SELECTED TEXT |
^^^^^^^^
Yuri Mitrokhin

Personal information
- Full name: Yuri Sergeyevich Mitrokhin
- Date of birth: 10 October 1997 (age 27)
- Place of birth: Krasnodar, Russia
- Height: 1.80 m (5 ft 11 in)
- Position(s): Midfielder

Senior career*
- Years: Team / Apps / (Gls)
- 2015–2018: FC Kuban Krasnodar / 0 / (0)
- 2016–2018: FC Kuban-2 Krasnodar / 53 / (1)
- 2018: FC Kuban-Holding Pavlovskaya (amateur)
- 2019–2020: FC Urozhay Krasnodar / 15 / (0)

= Yuri Mitrokhin =

Russian footballer

Yuri Sergeyevich Mitrokhin (Юрий Сергеевич Митрохин; born 10 October 1997) is a Russian football player.

==Club career==
He made his debut in the Russian Professional Football League for FC Kuban-2 Krasnodar on 28 July 2016 in a game against FC Spartak Vladikavkaz.

He made his debut for the main squad of FC Kuban Krasnodar on 24 August 2016 in a Russian Cup game against FC Energomash Belgorod.
^^^^^^^^
QUESTIONS |
a) Reproduce the part of the Yuri Mitrokhin article starting at "Senior career*" and ending at "Kuban-Holding Pavlovskaya (amateur)".
b) Rewrite as a short list the paragraph of the Yuri Mitrokhin article that begins "He made his debut in the Russian Professional Football League", keeping its main facts.
c) List every team named under "Senior career" in the Yuri Mitrokhin article.
None of the data that follows is needed for anything here.
^^^^^^^^
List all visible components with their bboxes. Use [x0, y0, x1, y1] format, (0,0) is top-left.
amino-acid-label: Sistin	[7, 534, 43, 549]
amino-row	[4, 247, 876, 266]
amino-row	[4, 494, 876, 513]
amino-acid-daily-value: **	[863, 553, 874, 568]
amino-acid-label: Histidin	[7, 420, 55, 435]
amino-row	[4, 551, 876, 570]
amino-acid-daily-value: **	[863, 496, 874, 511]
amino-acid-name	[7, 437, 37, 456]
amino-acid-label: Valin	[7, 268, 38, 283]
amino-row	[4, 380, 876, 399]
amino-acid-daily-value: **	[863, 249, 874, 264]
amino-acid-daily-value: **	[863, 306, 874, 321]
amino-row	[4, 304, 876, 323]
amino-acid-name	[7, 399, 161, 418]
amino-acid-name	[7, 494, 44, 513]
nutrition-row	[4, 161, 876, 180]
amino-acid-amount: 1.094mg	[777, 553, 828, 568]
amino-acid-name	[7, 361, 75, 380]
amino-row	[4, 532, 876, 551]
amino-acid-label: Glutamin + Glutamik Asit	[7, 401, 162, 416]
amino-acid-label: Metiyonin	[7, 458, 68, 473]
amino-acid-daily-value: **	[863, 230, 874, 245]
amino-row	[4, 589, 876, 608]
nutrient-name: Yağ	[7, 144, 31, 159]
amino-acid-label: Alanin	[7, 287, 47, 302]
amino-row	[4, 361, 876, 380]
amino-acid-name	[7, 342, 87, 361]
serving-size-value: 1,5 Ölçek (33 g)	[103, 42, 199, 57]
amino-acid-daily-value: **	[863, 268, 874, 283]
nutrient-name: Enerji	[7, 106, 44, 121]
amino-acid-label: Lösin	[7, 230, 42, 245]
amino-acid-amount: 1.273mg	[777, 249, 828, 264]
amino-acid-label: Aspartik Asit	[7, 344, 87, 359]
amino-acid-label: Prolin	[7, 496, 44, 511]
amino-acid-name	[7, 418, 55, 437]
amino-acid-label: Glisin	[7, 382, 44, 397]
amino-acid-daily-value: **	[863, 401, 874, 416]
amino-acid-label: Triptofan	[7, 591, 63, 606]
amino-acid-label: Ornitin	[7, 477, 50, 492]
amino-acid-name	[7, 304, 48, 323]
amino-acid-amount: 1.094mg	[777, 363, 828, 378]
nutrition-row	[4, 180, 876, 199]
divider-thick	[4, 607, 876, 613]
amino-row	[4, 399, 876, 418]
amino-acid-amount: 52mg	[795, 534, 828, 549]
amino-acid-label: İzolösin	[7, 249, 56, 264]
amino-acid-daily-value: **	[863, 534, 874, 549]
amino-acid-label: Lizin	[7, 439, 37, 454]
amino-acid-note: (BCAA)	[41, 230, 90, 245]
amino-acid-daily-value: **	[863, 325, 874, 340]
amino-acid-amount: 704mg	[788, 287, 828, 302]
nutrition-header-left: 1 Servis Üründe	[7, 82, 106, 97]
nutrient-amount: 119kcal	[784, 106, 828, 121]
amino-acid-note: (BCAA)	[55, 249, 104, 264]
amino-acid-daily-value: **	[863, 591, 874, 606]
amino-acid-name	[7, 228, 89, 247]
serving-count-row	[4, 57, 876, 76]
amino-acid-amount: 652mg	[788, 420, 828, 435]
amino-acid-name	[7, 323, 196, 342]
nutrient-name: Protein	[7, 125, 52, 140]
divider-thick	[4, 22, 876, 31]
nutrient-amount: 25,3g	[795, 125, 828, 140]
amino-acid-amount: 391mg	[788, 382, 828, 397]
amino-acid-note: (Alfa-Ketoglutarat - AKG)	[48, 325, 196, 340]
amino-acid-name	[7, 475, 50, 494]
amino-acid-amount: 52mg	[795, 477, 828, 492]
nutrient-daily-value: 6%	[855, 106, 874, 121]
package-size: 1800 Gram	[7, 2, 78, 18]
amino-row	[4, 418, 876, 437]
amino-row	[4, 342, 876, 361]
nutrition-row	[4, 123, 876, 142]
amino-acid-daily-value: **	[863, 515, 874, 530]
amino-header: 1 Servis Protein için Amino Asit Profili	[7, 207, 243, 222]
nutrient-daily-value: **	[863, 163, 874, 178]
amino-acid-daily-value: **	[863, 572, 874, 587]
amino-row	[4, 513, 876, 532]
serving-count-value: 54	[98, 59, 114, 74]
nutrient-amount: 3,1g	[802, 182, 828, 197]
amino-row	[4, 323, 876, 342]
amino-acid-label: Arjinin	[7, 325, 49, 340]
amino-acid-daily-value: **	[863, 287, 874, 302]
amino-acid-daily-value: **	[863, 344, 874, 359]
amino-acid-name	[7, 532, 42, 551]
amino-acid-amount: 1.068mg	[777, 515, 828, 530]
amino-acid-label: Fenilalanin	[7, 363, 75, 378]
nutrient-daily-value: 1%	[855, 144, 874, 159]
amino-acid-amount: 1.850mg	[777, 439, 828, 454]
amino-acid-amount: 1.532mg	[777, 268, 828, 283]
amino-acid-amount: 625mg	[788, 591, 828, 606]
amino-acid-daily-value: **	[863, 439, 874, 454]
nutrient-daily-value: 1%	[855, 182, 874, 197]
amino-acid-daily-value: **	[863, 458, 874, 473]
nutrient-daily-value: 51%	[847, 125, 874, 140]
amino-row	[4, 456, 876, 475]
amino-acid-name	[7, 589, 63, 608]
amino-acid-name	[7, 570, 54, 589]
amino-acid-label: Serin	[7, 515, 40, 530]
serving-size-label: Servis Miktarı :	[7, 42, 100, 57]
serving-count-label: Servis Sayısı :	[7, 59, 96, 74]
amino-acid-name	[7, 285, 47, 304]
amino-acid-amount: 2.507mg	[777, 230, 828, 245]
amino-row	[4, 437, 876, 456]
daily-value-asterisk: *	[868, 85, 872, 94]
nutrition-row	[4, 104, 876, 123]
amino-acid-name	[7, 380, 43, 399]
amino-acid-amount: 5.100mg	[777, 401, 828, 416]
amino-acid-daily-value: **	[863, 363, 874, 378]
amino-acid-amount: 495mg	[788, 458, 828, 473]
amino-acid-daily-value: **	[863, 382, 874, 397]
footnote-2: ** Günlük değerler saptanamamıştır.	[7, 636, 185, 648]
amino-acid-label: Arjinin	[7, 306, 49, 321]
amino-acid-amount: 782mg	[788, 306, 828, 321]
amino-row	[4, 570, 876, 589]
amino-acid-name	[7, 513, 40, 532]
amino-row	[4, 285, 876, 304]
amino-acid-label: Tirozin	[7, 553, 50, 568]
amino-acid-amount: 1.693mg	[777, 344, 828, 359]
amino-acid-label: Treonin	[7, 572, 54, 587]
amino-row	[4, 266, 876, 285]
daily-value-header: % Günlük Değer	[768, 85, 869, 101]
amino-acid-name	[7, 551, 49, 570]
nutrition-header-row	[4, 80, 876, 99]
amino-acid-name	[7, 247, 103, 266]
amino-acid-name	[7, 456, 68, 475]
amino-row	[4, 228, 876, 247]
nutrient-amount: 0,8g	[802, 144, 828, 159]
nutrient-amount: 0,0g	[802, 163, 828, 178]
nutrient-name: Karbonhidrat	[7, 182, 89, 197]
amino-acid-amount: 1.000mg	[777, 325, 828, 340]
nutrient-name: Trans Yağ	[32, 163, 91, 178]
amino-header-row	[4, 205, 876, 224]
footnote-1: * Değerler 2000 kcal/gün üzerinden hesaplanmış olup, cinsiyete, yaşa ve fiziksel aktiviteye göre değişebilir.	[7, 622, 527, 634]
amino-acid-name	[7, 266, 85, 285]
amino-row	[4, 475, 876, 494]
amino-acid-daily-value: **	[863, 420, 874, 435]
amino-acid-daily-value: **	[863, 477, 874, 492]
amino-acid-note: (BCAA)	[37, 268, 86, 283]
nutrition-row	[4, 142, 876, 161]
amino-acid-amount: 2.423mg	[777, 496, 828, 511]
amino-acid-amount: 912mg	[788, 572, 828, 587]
^^^^^^^^
RESPONSES TO THE TASKS |
a)
Senior career*
- Years: Team / Apps / (Gls)
- 2015–2018: FC Kuban Krasnodar / 0 / (0)
- 2016–2018: FC Kuban-2 Krasnodar / 53 / (1)
- 2018: FC Kuban-Holding Pavlovskaya (amateur)

b)
- Competition: Russian Professional Football League
- Club: FC Kuban-2 Krasnodar
- Date: 28 July 2016
- Opponent: FC Spartak Vladikavkaz

c)
- FC Kuban Krasnodar
- FC Kuban-2 Krasnodar
- FC Kuban-Holding Pavlovskaya
- FC Urozhay Krasnodar